» WHAT YOU HAVE TO DO
Convert the stretch of data from its first line through the line containing "word-list-item: Womb xyxy=(1071,1916,1197,1969)" into a JSON list of strings, one string per line, leaving out blank lines.

» EXERCISE MATERIAL
^^^^^^^^^^^^^^^^

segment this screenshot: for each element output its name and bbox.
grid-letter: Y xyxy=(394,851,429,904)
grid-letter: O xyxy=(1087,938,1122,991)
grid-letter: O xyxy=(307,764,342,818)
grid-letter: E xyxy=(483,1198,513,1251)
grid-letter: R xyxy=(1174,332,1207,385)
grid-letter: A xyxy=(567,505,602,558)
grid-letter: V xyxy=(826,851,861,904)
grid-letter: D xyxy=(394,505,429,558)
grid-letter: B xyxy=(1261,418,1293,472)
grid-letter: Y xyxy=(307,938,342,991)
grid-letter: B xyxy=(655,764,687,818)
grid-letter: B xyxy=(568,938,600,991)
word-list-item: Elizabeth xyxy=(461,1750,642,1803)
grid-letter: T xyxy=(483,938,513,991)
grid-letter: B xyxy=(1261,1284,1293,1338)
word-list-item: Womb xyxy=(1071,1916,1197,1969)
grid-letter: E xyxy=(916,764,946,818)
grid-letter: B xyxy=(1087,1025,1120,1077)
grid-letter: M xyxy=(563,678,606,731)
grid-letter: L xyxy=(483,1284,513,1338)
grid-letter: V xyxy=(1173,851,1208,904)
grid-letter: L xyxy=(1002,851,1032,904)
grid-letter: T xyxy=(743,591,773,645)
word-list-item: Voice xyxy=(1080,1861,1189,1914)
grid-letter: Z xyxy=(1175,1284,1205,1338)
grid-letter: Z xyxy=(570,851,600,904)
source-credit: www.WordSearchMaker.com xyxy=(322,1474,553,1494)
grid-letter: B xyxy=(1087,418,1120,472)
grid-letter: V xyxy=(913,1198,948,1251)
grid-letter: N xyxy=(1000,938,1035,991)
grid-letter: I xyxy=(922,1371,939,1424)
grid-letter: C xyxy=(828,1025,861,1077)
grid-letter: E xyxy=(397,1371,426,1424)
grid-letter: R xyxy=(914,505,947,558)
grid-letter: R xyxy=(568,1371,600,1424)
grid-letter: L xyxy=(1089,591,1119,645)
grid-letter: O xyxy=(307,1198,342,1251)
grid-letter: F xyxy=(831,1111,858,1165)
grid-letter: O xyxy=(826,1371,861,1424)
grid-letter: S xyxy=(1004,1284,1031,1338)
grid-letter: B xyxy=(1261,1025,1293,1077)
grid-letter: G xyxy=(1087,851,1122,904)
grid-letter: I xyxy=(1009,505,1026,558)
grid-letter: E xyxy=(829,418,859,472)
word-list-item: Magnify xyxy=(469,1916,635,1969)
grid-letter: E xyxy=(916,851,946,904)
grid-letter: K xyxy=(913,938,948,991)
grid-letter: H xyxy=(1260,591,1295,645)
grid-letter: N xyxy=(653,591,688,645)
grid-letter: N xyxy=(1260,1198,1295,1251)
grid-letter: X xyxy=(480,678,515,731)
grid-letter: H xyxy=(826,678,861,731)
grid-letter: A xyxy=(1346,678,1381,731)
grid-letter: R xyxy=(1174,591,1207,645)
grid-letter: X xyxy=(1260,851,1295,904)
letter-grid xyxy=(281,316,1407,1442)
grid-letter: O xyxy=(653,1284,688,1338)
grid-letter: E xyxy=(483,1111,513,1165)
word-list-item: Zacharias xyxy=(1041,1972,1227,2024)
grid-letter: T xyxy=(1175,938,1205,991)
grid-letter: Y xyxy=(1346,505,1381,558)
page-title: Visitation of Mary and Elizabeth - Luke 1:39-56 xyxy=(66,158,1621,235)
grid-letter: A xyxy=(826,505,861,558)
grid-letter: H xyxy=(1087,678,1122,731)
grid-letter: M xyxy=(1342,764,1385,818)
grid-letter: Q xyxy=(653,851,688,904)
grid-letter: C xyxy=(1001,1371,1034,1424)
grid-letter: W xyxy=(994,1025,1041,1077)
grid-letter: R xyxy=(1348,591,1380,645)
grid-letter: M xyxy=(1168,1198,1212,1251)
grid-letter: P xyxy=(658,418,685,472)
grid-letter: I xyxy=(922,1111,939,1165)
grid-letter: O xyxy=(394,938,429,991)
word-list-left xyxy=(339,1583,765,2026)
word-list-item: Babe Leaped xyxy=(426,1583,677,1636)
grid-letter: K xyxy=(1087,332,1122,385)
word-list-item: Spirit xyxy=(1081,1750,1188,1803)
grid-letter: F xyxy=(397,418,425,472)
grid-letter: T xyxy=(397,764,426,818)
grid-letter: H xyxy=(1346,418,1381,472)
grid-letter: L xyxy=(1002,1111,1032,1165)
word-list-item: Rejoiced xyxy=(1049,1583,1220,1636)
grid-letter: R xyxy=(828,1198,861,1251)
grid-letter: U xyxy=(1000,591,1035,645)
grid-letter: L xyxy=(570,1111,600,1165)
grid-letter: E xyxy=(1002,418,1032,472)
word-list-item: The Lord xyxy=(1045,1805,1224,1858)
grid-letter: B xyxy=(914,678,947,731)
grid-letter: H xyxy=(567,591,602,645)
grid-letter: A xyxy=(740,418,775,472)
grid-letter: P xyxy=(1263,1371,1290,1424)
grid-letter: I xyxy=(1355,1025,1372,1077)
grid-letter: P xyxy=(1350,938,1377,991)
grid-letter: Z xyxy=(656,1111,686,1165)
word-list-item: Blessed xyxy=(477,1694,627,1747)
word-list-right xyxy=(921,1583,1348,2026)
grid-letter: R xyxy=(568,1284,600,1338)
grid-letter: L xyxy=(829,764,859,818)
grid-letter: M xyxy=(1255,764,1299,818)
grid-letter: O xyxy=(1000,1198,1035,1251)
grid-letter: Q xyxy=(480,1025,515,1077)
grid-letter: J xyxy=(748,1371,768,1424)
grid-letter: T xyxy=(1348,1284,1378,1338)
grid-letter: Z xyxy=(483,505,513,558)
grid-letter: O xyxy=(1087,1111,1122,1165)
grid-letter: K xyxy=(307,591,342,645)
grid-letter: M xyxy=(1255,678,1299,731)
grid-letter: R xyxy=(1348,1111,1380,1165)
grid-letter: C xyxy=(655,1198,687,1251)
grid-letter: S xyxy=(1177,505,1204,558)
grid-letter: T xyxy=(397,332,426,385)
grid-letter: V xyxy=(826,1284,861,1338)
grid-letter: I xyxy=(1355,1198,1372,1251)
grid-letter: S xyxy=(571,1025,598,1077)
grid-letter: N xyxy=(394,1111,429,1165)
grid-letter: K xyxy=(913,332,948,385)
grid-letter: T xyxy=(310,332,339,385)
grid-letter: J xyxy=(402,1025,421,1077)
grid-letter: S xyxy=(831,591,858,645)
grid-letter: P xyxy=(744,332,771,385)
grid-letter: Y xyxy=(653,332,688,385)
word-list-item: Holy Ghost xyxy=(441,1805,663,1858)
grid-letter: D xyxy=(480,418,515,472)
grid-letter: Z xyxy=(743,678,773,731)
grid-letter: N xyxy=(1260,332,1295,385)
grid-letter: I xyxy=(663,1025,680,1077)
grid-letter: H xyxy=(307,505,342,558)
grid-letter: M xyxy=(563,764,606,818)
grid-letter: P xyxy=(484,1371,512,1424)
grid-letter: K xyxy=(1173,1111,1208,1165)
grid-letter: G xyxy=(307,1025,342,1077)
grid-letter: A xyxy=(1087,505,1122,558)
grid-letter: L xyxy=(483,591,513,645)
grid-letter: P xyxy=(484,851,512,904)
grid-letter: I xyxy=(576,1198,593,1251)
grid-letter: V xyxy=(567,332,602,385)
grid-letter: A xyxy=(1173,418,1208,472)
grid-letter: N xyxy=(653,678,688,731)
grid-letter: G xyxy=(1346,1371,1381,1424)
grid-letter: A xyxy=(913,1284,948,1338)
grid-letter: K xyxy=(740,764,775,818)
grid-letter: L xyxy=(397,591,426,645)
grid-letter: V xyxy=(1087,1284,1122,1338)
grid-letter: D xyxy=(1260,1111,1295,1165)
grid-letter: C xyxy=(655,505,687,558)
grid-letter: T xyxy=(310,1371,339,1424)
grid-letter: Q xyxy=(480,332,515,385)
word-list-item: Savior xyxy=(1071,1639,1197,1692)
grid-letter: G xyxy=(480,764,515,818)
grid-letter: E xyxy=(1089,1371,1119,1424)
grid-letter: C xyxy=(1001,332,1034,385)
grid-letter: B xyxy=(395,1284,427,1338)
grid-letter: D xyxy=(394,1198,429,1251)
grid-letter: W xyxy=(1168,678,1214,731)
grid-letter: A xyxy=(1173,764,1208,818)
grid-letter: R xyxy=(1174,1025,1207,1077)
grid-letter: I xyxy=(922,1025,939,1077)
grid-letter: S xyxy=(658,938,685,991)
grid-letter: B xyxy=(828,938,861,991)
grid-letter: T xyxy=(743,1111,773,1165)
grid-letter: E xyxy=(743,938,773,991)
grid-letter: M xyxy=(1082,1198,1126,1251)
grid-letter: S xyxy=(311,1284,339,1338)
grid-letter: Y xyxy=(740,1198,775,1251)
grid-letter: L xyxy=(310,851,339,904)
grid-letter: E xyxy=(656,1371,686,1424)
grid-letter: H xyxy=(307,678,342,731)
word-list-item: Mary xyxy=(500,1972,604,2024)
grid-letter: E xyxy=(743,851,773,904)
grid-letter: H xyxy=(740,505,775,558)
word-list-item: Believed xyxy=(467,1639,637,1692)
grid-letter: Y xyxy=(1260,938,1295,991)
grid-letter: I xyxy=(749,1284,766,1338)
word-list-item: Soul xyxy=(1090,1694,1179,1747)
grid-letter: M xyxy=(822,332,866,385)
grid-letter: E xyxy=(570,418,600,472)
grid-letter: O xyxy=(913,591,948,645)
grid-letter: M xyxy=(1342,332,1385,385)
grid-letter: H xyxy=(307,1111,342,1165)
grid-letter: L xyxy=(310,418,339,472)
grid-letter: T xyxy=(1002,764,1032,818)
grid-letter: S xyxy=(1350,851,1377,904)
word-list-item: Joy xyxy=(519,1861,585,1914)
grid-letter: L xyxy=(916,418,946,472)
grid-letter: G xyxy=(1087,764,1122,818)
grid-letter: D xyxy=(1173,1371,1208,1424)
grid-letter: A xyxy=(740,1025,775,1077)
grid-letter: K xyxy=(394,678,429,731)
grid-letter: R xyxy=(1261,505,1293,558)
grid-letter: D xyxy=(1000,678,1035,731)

^^^^^^^^^^^^^^^^

» REPLY
[
  "segment this screenshot: for each element output its name and bbox.",
  "grid-letter: Y xyxy=(394,851,429,904)",
  "grid-letter: O xyxy=(1087,938,1122,991)",
  "grid-letter: O xyxy=(307,764,342,818)",
  "grid-letter: E xyxy=(483,1198,513,1251)",
  "grid-letter: R xyxy=(1174,332,1207,385)",
  "grid-letter: A xyxy=(567,505,602,558)",
  "grid-letter: V xyxy=(826,851,861,904)",
  "grid-letter: D xyxy=(394,505,429,558)",
  "grid-letter: B xyxy=(1261,418,1293,472)",
  "grid-letter: Y xyxy=(307,938,342,991)",
  "grid-letter: B xyxy=(655,764,687,818)",
  "grid-letter: B xyxy=(568,938,600,991)",
  "word-list-item: Elizabeth xyxy=(461,1750,642,1803)",
  "grid-letter: T xyxy=(483,938,513,991)",
  "grid-letter: B xyxy=(1261,1284,1293,1338)",
  "word-list-item: Womb xyxy=(1071,1916,1197,1969)"
]